Stored data
■ ■ ■ ■

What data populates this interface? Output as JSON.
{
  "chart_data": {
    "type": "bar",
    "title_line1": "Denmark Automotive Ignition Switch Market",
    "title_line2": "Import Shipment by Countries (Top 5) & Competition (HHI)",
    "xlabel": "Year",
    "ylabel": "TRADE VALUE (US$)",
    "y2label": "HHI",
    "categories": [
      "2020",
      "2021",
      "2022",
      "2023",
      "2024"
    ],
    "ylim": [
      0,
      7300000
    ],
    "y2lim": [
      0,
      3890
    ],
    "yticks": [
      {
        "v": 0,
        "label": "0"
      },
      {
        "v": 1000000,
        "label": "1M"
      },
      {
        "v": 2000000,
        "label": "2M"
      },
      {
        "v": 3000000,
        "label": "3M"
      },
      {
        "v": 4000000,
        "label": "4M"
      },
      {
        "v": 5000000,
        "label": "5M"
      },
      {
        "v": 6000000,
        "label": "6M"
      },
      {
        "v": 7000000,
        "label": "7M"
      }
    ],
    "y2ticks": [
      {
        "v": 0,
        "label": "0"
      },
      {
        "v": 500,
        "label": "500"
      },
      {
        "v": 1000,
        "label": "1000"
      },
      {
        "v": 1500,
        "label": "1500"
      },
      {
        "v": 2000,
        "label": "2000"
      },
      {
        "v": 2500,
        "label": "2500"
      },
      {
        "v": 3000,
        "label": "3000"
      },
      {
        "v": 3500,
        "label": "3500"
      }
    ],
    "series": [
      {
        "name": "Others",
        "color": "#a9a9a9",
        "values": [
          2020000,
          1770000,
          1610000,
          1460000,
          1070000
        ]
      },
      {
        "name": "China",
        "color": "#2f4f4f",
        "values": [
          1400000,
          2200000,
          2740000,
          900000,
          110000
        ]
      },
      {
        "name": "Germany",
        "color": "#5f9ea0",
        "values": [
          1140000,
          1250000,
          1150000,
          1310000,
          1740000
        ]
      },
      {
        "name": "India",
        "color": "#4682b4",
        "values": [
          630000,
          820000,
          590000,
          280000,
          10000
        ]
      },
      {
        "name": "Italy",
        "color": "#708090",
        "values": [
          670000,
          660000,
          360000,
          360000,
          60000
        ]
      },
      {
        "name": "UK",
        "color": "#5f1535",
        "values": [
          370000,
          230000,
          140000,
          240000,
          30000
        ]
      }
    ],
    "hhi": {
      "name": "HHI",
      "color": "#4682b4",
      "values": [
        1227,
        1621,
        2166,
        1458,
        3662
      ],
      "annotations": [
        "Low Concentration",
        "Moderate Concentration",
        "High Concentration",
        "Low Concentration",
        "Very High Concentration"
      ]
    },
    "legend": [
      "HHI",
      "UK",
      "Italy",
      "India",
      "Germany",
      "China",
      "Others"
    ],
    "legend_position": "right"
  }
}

■ ■ ■ ■

Copy the material above verbatim.

What data populates this interface? Output as JSON.
{
  "chart_data": {
    "type": "bar",
    "title_line1": "Denmark Automotive Ignition Switch Market",
    "title_line2": "Import Shipment by Countries (Top 5) & Competition (HHI)",
    "xlabel": "Year",
    "ylabel": "TRADE VALUE (US$)",
    "y2label": "HHI",
    "categories": [
      "2020",
      "2021",
      "2022",
      "2023",
      "2024"
    ],
    "ylim": [
      0,
      7300000
    ],
    "y2lim": [
      0,
      3890
    ],
    "yticks": [
      {
        "v": 0,
        "label": "0"
      },
      {
        "v": 1000000,
        "label": "1M"
      },
      {
        "v": 2000000,
        "label": "2M"
      },
      {
        "v": 3000000,
        "label": "3M"
      },
      {
        "v": 4000000,
        "label": "4M"
      },
      {
        "v": 5000000,
        "label": "5M"
      },
      {
        "v": 6000000,
        "label": "6M"
      },
      {
        "v": 7000000,
        "label": "7M"
      }
    ],
    "y2ticks": [
      {
        "v": 0,
        "label": "0"
      },
      {
        "v": 500,
        "label": "500"
      },
      {
        "v": 1000,
        "label": "1000"
      },
      {
        "v": 1500,
        "label": "1500"
      },
      {
        "v": 2000,
        "label": "2000"
      },
      {
        "v": 2500,
        "label": "2500"
      },
      {
        "v": 3000,
        "label": "3000"
      },
      {
        "v": 3500,
        "label": "3500"
      }
    ],
    "series": [
      {
        "name": "Others",
        "color": "#a9a9a9",
        "values": [
          2020000,
          1770000,
          1610000,
          1460000,
          1070000
        ]
      },
      {
        "name": "China",
        "color": "#2f4f4f",
        "values": [
          1400000,
          2200000,
          2740000,
          900000,
          110000
        ]
      },
      {
        "name": "Germany",
        "color": "#5f9ea0",
        "values": [
          1140000,
          1250000,
          1150000,
          1310000,
          1740000
        ]
      },
      {
        "name": "India",
        "color": "#4682b4",
        "values": [
          630000,
          820000,
          590000,
          280000,
          10000
        ]
      },
      {
        "name": "Italy",
        "color": "#708090",
        "values": [
          670000,
          660000,
          360000,
          360000,
          60000
        ]
      },
      {
        "name": "UK",
        "color": "#5f1535",
        "values": [
          370000,
          230000,
          140000,
          240000,
          30000
        ]
      }
    ],
    "hhi": {
      "name": "HHI",
      "color": "#4682b4",
      "values": [
        1227,
        1621,
        2166,
        1458,
        3662
      ],
      "annotations": [
        "Low Concentration",
        "Moderate Concentration",
        "High Concentration",
        "Low Concentration",
        "Very High Concentration"
      ]
    },
    "legend": [
      "HHI",
      "UK",
      "Italy",
      "India",
      "Germany",
      "China",
      "Others"
    ],
    "legend_position": "right"
  }
}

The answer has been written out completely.